§ TASK BRIEF
From first line to last, give the records again word for word and omit the pictures.

§ AVAILABLE DATA
========================

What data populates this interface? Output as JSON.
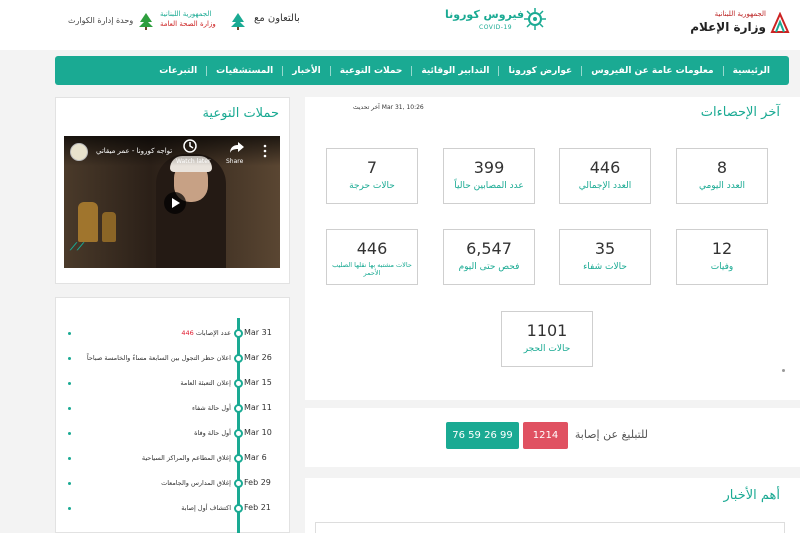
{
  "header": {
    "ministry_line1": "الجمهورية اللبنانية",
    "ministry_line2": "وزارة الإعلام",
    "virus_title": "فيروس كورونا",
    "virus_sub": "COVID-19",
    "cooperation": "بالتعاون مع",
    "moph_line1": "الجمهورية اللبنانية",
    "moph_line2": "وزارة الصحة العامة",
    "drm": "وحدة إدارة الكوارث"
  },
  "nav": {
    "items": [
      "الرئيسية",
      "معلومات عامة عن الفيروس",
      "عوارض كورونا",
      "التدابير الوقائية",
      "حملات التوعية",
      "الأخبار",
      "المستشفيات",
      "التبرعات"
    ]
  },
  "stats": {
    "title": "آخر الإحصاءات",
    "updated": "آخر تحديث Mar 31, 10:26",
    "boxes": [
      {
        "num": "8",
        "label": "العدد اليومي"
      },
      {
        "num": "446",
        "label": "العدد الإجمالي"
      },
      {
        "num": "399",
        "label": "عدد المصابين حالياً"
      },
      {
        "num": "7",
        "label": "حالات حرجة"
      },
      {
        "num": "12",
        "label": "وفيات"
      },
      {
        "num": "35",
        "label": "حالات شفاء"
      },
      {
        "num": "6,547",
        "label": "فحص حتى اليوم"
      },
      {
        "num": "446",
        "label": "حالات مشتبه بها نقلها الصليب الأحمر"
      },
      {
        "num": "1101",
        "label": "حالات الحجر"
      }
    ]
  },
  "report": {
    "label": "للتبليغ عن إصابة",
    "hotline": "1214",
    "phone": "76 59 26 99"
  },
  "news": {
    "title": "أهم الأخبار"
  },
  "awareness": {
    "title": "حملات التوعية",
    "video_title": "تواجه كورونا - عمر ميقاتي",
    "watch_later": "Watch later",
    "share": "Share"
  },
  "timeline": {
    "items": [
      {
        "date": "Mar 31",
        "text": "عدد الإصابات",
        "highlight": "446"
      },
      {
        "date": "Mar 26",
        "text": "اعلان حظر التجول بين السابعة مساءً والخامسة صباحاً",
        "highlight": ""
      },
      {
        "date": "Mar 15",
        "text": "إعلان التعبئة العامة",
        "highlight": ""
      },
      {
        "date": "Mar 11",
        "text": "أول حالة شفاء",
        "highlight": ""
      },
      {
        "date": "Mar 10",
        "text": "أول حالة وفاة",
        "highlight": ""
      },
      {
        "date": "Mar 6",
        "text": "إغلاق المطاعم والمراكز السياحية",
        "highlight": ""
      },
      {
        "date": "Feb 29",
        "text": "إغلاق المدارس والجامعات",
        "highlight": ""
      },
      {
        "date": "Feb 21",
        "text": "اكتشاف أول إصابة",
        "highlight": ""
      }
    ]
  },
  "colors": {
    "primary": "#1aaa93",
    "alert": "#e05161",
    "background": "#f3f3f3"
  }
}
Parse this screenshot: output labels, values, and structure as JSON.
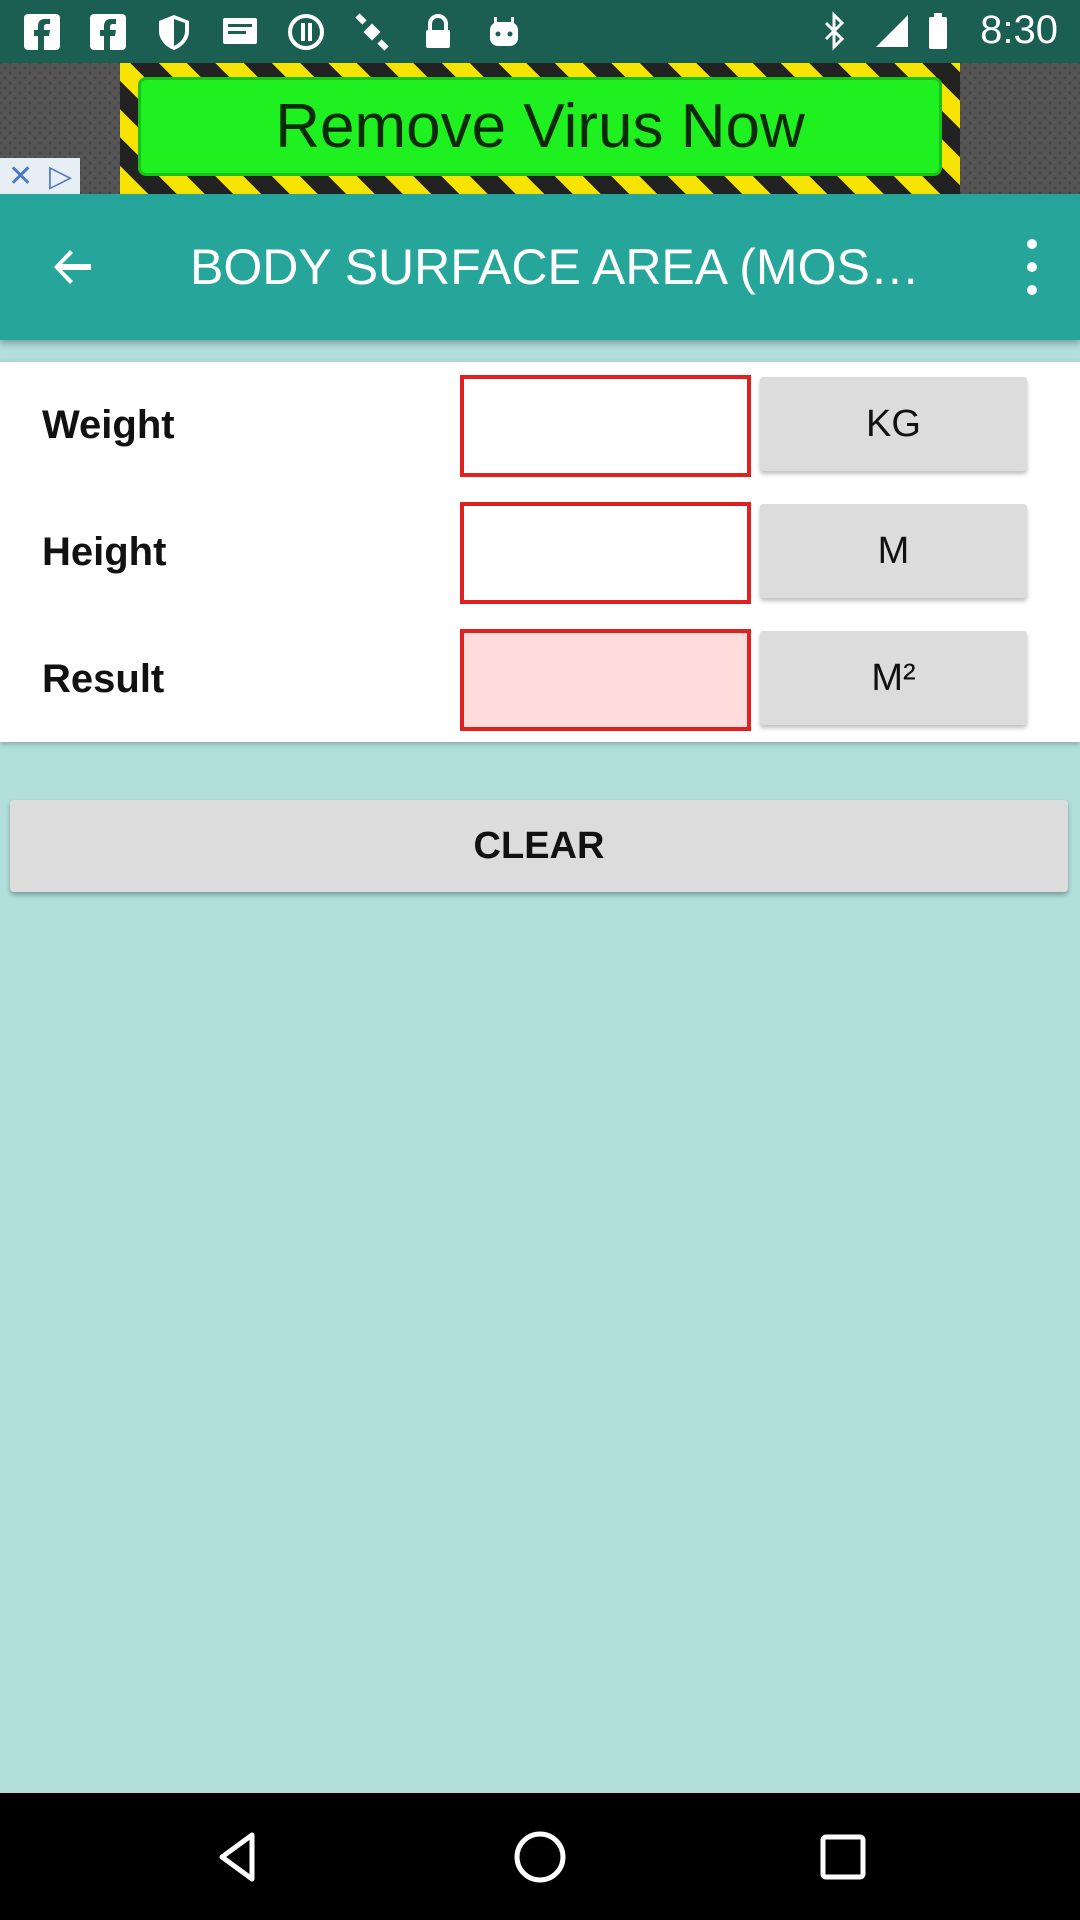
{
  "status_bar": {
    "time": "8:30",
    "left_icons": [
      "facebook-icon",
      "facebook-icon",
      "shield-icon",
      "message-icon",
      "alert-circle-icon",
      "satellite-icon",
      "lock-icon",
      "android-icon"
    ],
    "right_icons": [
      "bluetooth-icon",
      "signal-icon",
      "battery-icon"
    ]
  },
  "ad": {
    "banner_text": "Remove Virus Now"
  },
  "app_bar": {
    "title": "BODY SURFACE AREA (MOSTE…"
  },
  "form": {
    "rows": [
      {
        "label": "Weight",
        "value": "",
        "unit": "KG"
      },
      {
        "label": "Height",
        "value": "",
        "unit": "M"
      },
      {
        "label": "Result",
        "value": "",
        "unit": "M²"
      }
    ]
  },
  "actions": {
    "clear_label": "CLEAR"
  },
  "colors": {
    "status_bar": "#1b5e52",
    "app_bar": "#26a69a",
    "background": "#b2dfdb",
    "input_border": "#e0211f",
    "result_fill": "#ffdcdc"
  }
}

========================

§ ANSWER SECTION
What data populates this interface? Output as JSON.
{
  "header": {
    "ministry_line1": "الجمهورية اللبنانية",
    "ministry_line2": "وزارة الإعلام",
    "virus_title": "فيروس كورونا",
    "virus_sub": "COVID-19",
    "cooperation": "بالتعاون مع",
    "moph_line1": "الجمهورية اللبنانية",
    "moph_line2": "وزارة الصحة العامة",
    "drm": "وحدة إدارة الكوارث"
  },
  "nav": {
    "items": [
      "الرئيسية",
      "معلومات عامة عن الفيروس",
      "عوارض كورونا",
      "التدابير الوقائية",
      "حملات التوعية",
      "الأخبار",
      "المستشفيات",
      "التبرعات"
    ]
  },
  "stats": {
    "title": "آخر الإحصاءات",
    "updated": "آخر تحديث Mar 31, 10:26",
    "boxes": [
      {
        "num": "8",
        "label": "العدد اليومي"
      },
      {
        "num": "446",
        "label": "العدد الإجمالي"
      },
      {
        "num": "399",
        "label": "عدد المصابين حالياً"
      },
      {
        "num": "7",
        "label": "حالات حرجة"
      },
      {
        "num": "12",
        "label": "وفيات"
      },
      {
        "num": "35",
        "label": "حالات شفاء"
      },
      {
        "num": "6,547",
        "label": "فحص حتى اليوم"
      },
      {
        "num": "446",
        "label": "حالات مشتبه بها نقلها الصليب الأحمر"
      },
      {
        "num": "1101",
        "label": "حالات الحجر"
      }
    ]
  },
  "report": {
    "label": "للتبليغ عن إصابة",
    "hotline": "1214",
    "phone": "76 59 26 99"
  },
  "news": {
    "title": "أهم الأخبار"
  },
  "awareness": {
    "title": "حملات التوعية",
    "video_title": "تواجه كورونا - عمر ميقاتي",
    "watch_later": "Watch later",
    "share": "Share"
  },
  "timeline": {
    "items": [
      {
        "date": "Mar 31",
        "text": "عدد الإصابات",
        "highlight": "446"
      },
      {
        "date": "Mar 26",
        "text": "اعلان حظر التجول بين السابعة مساءً والخامسة صباحاً",
        "highlight": ""
      },
      {
        "date": "Mar 15",
        "text": "إعلان التعبئة العامة",
        "highlight": ""
      },
      {
        "date": "Mar 11",
        "text": "أول حالة شفاء",
        "highlight": ""
      },
      {
        "date": "Mar 10",
        "text": "أول حالة وفاة",
        "highlight": ""
      },
      {
        "date": "Mar 6",
        "text": "إغلاق المطاعم والمراكز السياحية",
        "highlight": ""
      },
      {
        "date": "Feb 29",
        "text": "إغلاق المدارس والجامعات",
        "highlight": ""
      },
      {
        "date": "Feb 21",
        "text": "اكتشاف أول إصابة",
        "highlight": ""
      }
    ]
  },
  "colors": {
    "primary": "#1aaa93",
    "alert": "#e05161",
    "background": "#f3f3f3"
  }
}
Parse this screenshot: output labels, values, and structure as JSON.
{
  "status_bar": {
    "time": "8:30",
    "left_icons": [
      "facebook-icon",
      "facebook-icon",
      "shield-icon",
      "message-icon",
      "alert-circle-icon",
      "satellite-icon",
      "lock-icon",
      "android-icon"
    ],
    "right_icons": [
      "bluetooth-icon",
      "signal-icon",
      "battery-icon"
    ]
  },
  "ad": {
    "banner_text": "Remove Virus Now"
  },
  "app_bar": {
    "title": "BODY SURFACE AREA (MOSTE…"
  },
  "form": {
    "rows": [
      {
        "label": "Weight",
        "value": "",
        "unit": "KG"
      },
      {
        "label": "Height",
        "value": "",
        "unit": "M"
      },
      {
        "label": "Result",
        "value": "",
        "unit": "M²"
      }
    ]
  },
  "actions": {
    "clear_label": "CLEAR"
  },
  "colors": {
    "status_bar": "#1b5e52",
    "app_bar": "#26a69a",
    "background": "#b2dfdb",
    "input_border": "#e0211f",
    "result_fill": "#ffdcdc"
  }
}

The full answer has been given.